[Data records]
● ● ● ●

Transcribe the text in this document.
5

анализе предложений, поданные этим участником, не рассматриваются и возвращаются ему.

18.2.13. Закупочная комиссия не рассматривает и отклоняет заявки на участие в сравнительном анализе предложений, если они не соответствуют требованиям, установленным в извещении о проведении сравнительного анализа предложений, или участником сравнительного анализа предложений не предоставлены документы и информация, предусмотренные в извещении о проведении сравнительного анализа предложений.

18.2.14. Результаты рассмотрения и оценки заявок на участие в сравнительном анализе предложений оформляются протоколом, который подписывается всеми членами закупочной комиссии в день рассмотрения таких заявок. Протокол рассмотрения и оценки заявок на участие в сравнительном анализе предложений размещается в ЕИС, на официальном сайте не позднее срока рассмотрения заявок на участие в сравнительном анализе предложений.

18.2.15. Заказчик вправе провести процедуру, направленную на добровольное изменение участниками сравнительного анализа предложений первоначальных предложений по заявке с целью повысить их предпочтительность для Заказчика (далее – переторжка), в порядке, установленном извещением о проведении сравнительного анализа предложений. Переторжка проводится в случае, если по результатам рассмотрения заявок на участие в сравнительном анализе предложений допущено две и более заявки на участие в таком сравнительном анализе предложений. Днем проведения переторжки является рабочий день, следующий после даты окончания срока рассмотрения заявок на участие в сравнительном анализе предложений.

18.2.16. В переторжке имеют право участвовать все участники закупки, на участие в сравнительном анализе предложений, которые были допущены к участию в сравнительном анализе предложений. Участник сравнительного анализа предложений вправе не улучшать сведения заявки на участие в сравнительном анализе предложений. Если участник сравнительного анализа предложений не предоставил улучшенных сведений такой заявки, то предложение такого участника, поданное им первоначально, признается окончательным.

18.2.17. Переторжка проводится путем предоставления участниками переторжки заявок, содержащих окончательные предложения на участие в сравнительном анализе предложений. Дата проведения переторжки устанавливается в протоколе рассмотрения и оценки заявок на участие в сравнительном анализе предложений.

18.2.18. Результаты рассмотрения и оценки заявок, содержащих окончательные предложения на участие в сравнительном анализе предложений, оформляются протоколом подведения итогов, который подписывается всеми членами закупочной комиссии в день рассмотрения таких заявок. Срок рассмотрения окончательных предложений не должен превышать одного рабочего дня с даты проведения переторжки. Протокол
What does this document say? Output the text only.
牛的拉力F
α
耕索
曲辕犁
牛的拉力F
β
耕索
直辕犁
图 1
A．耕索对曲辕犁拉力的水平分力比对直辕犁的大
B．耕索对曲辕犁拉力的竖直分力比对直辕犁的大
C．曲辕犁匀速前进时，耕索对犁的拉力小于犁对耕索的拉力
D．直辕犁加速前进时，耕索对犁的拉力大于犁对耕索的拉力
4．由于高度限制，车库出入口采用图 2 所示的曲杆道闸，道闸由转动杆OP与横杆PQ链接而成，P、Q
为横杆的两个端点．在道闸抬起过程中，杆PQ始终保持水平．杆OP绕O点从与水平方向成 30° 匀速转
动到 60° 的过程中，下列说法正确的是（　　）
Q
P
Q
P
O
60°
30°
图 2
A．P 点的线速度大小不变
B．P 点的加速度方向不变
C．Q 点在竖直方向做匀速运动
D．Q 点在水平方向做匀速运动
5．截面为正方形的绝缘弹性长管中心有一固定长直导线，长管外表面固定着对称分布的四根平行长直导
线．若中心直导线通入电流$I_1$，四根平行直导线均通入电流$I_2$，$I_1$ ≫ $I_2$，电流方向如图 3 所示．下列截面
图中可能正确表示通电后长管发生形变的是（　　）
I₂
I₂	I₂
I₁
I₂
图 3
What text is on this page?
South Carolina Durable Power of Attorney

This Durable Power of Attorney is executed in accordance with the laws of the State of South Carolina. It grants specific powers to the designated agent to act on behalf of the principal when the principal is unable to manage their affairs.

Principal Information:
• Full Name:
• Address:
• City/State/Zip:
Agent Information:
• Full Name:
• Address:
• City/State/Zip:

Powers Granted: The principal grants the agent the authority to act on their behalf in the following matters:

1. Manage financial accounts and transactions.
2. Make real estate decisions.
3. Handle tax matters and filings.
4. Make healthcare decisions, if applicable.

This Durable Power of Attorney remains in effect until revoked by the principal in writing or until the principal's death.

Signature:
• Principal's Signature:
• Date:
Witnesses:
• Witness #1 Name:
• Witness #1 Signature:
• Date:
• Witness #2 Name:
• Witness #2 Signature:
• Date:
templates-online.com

● ● ● ●

What you are asked to do:
Looking at the entries above, say how many lines contain the word "matters". Only the number is wanted.

Complete answer:
2